STATED GOAL: Only the pictures stay out; every record is to be quoted exactly.

(Items from a data source)
--

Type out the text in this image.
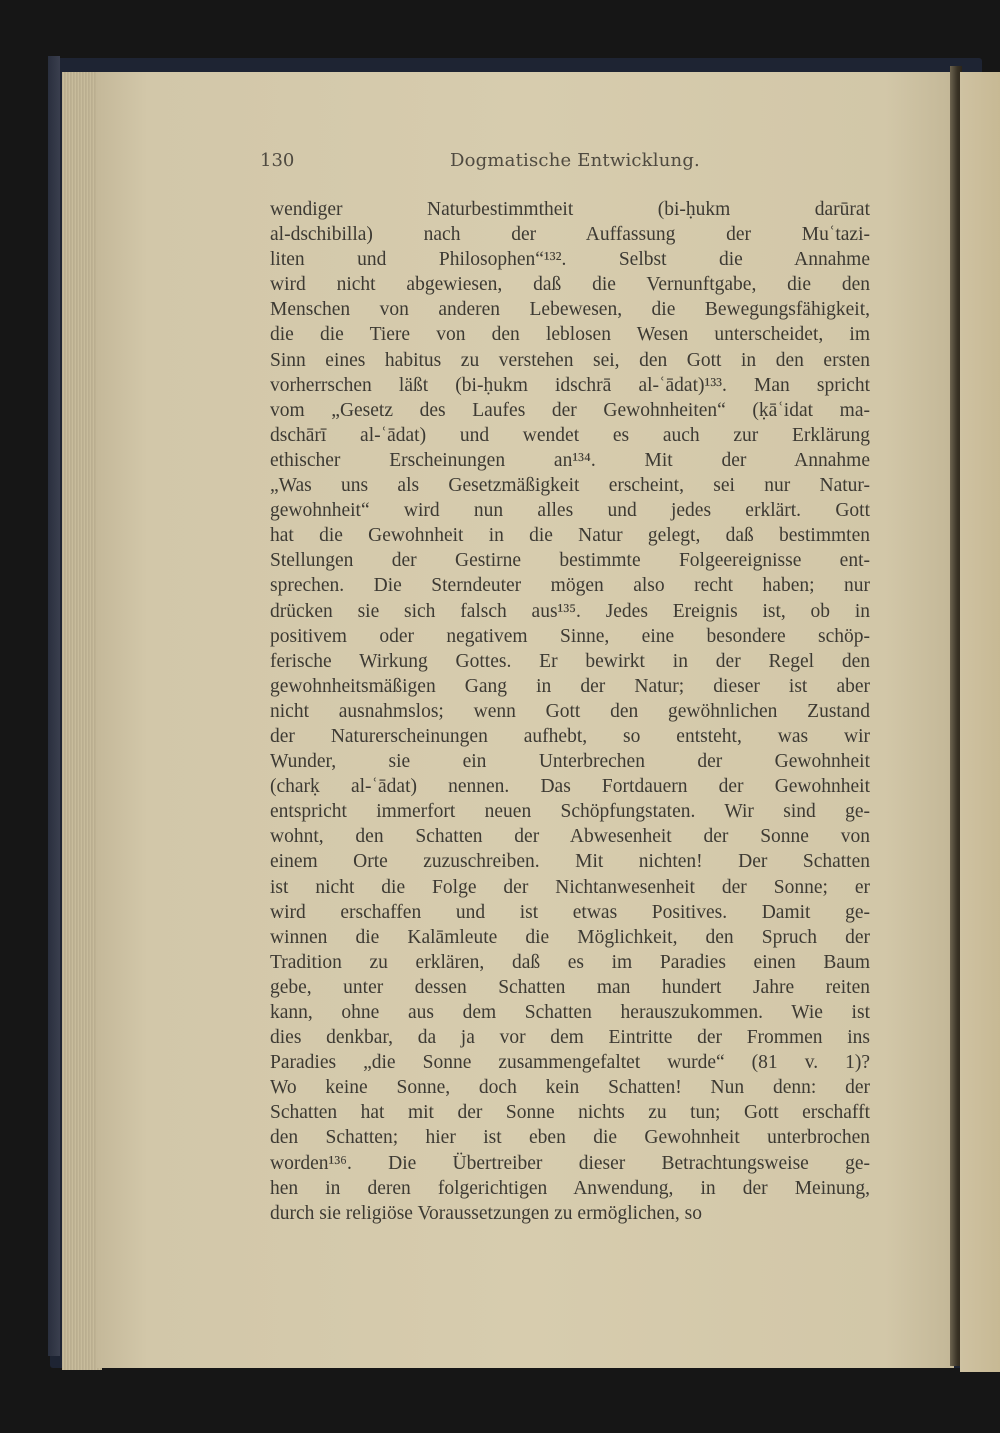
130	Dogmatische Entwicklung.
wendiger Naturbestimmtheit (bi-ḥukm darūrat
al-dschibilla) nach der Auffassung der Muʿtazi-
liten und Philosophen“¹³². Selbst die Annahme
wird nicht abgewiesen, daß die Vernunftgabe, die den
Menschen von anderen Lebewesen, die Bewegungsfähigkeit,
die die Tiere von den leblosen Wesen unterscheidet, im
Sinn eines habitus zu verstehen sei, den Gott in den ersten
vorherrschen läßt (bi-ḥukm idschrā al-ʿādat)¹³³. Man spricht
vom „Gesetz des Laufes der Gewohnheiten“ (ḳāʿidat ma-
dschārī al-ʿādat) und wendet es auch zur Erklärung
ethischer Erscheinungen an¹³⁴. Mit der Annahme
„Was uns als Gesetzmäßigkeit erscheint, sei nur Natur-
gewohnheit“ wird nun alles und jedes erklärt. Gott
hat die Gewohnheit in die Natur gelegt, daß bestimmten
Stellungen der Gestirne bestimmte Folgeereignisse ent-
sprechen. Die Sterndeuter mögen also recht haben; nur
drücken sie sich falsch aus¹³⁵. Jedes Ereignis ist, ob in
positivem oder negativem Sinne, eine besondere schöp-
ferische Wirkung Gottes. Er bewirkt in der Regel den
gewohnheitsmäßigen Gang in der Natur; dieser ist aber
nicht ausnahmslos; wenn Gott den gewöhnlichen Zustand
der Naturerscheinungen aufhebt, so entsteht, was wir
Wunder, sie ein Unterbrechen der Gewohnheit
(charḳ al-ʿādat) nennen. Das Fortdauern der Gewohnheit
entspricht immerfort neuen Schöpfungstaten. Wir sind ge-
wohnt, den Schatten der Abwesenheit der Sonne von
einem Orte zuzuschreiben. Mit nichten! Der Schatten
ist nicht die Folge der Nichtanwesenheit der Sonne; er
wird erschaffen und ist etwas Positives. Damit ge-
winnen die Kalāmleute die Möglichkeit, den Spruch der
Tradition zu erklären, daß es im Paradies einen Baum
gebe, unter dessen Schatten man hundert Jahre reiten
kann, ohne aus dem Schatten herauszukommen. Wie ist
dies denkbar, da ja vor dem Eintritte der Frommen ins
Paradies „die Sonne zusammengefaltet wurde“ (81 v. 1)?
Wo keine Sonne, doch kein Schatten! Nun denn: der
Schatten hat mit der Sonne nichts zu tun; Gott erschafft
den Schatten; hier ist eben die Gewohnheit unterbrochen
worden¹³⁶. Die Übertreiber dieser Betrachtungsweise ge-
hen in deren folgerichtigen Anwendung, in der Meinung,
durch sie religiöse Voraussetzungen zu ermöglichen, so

--

RESPONSE TO THIS TASK:
Type out the text in this image.
130	Dogmatische Entwicklung.
wendiger Naturbestimmtheit (bi-ḥukm darūrat
al-dschibilla) nach der Auffassung der Muʿtazi-
liten und Philosophen“¹³². Selbst die Annahme
wird nicht abgewiesen, daß die Vernunftgabe, die den
Menschen von anderen Lebewesen, die Bewegungsfähigkeit,
die die Tiere von den leblosen Wesen unterscheidet, im
Sinn eines habitus zu verstehen sei, den Gott in den ersten
vorherrschen läßt (bi-ḥukm idschrā al-ʿādat)¹³³. Man spricht
vom „Gesetz des Laufes der Gewohnheiten“ (ḳāʿidat ma-
dschārī al-ʿādat) und wendet es auch zur Erklärung
ethischer Erscheinungen an¹³⁴. Mit der Annahme
„Was uns als Gesetzmäßigkeit erscheint, sei nur Natur-
gewohnheit“ wird nun alles und jedes erklärt. Gott
hat die Gewohnheit in die Natur gelegt, daß bestimmten
Stellungen der Gestirne bestimmte Folgeereignisse ent-
sprechen. Die Sterndeuter mögen also recht haben; nur
drücken sie sich falsch aus¹³⁵. Jedes Ereignis ist, ob in
positivem oder negativem Sinne, eine besondere schöp-
ferische Wirkung Gottes. Er bewirkt in der Regel den
gewohnheitsmäßigen Gang in der Natur; dieser ist aber
nicht ausnahmslos; wenn Gott den gewöhnlichen Zustand
der Naturerscheinungen aufhebt, so entsteht, was wir
Wunder, sie ein Unterbrechen der Gewohnheit
(charḳ al-ʿādat) nennen. Das Fortdauern der Gewohnheit
entspricht immerfort neuen Schöpfungstaten. Wir sind ge-
wohnt, den Schatten der Abwesenheit der Sonne von
einem Orte zuzuschreiben. Mit nichten! Der Schatten
ist nicht die Folge der Nichtanwesenheit der Sonne; er
wird erschaffen und ist etwas Positives. Damit ge-
winnen die Kalāmleute die Möglichkeit, den Spruch der
Tradition zu erklären, daß es im Paradies einen Baum
gebe, unter dessen Schatten man hundert Jahre reiten
kann, ohne aus dem Schatten herauszukommen. Wie ist
dies denkbar, da ja vor dem Eintritte der Frommen ins
Paradies „die Sonne zusammengefaltet wurde“ (81 v. 1)?
Wo keine Sonne, doch kein Schatten! Nun denn: der
Schatten hat mit der Sonne nichts zu tun; Gott erschafft
den Schatten; hier ist eben die Gewohnheit unterbrochen
worden¹³⁶. Die Übertreiber dieser Betrachtungsweise ge-
hen in deren folgerichtigen Anwendung, in der Meinung,
durch sie religiöse Voraussetzungen zu ermöglichen, so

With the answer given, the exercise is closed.